Extract the full set of records, then give each one again exactly.

+ + + + + + +

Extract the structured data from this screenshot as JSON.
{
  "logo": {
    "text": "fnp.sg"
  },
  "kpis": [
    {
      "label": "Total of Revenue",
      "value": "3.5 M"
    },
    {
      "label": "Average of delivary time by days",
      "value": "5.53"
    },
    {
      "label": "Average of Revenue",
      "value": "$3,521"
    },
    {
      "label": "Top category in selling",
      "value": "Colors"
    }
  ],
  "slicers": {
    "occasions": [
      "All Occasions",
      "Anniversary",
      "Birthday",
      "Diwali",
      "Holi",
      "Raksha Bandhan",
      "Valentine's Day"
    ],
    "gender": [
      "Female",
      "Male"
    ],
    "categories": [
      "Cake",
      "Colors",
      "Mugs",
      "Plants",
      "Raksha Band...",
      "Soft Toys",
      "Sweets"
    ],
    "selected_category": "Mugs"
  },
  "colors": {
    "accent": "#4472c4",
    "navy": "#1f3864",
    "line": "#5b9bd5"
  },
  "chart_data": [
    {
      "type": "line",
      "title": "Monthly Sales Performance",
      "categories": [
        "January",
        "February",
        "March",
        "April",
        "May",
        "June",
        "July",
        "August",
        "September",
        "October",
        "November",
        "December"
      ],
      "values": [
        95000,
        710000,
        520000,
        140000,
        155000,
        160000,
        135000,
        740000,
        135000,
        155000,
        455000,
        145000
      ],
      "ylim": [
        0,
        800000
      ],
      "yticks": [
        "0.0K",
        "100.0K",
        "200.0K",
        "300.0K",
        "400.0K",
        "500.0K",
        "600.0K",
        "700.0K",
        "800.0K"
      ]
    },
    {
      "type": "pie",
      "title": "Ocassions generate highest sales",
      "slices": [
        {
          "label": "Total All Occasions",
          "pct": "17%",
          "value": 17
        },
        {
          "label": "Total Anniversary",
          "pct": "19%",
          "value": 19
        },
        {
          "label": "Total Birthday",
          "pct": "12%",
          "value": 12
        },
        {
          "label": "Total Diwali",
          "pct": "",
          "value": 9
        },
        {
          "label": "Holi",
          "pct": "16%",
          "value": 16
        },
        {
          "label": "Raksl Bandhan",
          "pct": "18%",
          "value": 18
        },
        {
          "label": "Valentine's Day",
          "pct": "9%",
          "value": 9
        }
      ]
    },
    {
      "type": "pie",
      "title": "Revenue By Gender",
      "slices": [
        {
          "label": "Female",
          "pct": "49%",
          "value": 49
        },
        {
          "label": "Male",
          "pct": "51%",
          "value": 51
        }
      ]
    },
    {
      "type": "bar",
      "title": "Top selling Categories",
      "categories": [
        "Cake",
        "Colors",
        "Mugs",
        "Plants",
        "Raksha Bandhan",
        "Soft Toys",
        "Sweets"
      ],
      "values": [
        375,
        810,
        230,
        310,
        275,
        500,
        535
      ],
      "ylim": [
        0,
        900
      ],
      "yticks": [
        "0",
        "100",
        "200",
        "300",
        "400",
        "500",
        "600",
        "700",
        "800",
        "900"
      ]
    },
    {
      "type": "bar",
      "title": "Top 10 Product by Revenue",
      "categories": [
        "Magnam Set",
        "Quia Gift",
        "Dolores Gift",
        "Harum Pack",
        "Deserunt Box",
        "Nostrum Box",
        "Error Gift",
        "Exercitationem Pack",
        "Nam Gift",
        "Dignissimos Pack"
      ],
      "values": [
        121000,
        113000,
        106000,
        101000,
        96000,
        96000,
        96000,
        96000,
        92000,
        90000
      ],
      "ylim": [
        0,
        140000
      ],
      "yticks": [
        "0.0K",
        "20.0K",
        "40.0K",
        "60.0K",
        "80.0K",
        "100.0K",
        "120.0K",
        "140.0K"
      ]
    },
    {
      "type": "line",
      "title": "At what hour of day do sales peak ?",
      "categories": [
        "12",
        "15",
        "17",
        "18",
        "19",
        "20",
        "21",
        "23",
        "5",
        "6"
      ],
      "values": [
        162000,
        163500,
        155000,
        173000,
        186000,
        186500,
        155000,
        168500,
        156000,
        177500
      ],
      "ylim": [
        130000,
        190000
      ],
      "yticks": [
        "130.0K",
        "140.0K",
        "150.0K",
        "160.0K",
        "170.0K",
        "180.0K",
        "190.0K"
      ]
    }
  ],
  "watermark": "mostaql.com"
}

+ + + + + + +

Problem solution =>
Extract the structured data from this screenshot as JSON.
{
  "logo": {
    "text": "fnp.sg"
  },
  "kpis": [
    {
      "label": "Total of Revenue",
      "value": "3.5 M"
    },
    {
      "label": "Average of delivary time by days",
      "value": "5.53"
    },
    {
      "label": "Average of Revenue",
      "value": "$3,521"
    },
    {
      "label": "Top category in selling",
      "value": "Colors"
    }
  ],
  "slicers": {
    "occasions": [
      "All Occasions",
      "Anniversary",
      "Birthday",
      "Diwali",
      "Holi",
      "Raksha Bandhan",
      "Valentine's Day"
    ],
    "gender": [
      "Female",
      "Male"
    ],
    "categories": [
      "Cake",
      "Colors",
      "Mugs",
      "Plants",
      "Raksha Band...",
      "Soft Toys",
      "Sweets"
    ],
    "selected_category": "Mugs"
  },
  "colors": {
    "accent": "#4472c4",
    "navy": "#1f3864",
    "line": "#5b9bd5"
  },
  "chart_data": [
    {
      "type": "line",
      "title": "Monthly Sales Performance",
      "categories": [
        "January",
        "February",
        "March",
        "April",
        "May",
        "June",
        "July",
        "August",
        "September",
        "October",
        "November",
        "December"
      ],
      "values": [
        95000,
        710000,
        520000,
        140000,
        155000,
        160000,
        135000,
        740000,
        135000,
        155000,
        455000,
        145000
      ],
      "ylim": [
        0,
        800000
      ],
      "yticks": [
        "0.0K",
        "100.0K",
        "200.0K",
        "300.0K",
        "400.0K",
        "500.0K",
        "600.0K",
        "700.0K",
        "800.0K"
      ]
    },
    {
      "type": "pie",
      "title": "Ocassions generate highest sales",
      "slices": [
        {
          "label": "Total All Occasions",
          "pct": "17%",
          "value": 17
        },
        {
          "label": "Total Anniversary",
          "pct": "19%",
          "value": 19
        },
        {
          "label": "Total Birthday",
          "pct": "12%",
          "value": 12
        },
        {
          "label": "Total Diwali",
          "pct": "",
          "value": 9
        },
        {
          "label": "Holi",
          "pct": "16%",
          "value": 16
        },
        {
          "label": "Raksl Bandhan",
          "pct": "18%",
          "value": 18
        },
        {
          "label": "Valentine's Day",
          "pct": "9%",
          "value": 9
        }
      ]
    },
    {
      "type": "pie",
      "title": "Revenue By Gender",
      "slices": [
        {
          "label": "Female",
          "pct": "49%",
          "value": 49
        },
        {
          "label": "Male",
          "pct": "51%",
          "value": 51
        }
      ]
    },
    {
      "type": "bar",
      "title": "Top selling Categories",
      "categories": [
        "Cake",
        "Colors",
        "Mugs",
        "Plants",
        "Raksha Bandhan",
        "Soft Toys",
        "Sweets"
      ],
      "values": [
        375,
        810,
        230,
        310,
        275,
        500,
        535
      ],
      "ylim": [
        0,
        900
      ],
      "yticks": [
        "0",
        "100",
        "200",
        "300",
        "400",
        "500",
        "600",
        "700",
        "800",
        "900"
      ]
    },
    {
      "type": "bar",
      "title": "Top 10 Product by Revenue",
      "categories": [
        "Magnam Set",
        "Quia Gift",
        "Dolores Gift",
        "Harum Pack",
        "Deserunt Box",
        "Nostrum Box",
        "Error Gift",
        "Exercitationem Pack",
        "Nam Gift",
        "Dignissimos Pack"
      ],
      "values": [
        121000,
        113000,
        106000,
        101000,
        96000,
        96000,
        96000,
        96000,
        92000,
        90000
      ],
      "ylim": [
        0,
        140000
      ],
      "yticks": [
        "0.0K",
        "20.0K",
        "40.0K",
        "60.0K",
        "80.0K",
        "100.0K",
        "120.0K",
        "140.0K"
      ]
    },
    {
      "type": "line",
      "title": "At what hour of day do sales peak ?",
      "categories": [
        "12",
        "15",
        "17",
        "18",
        "19",
        "20",
        "21",
        "23",
        "5",
        "6"
      ],
      "values": [
        162000,
        163500,
        155000,
        173000,
        186000,
        186500,
        155000,
        168500,
        156000,
        177500
      ],
      "ylim": [
        130000,
        190000
      ],
      "yticks": [
        "130.0K",
        "140.0K",
        "150.0K",
        "160.0K",
        "170.0K",
        "180.0K",
        "190.0K"
      ]
    }
  ],
  "watermark": "mostaql.com"
}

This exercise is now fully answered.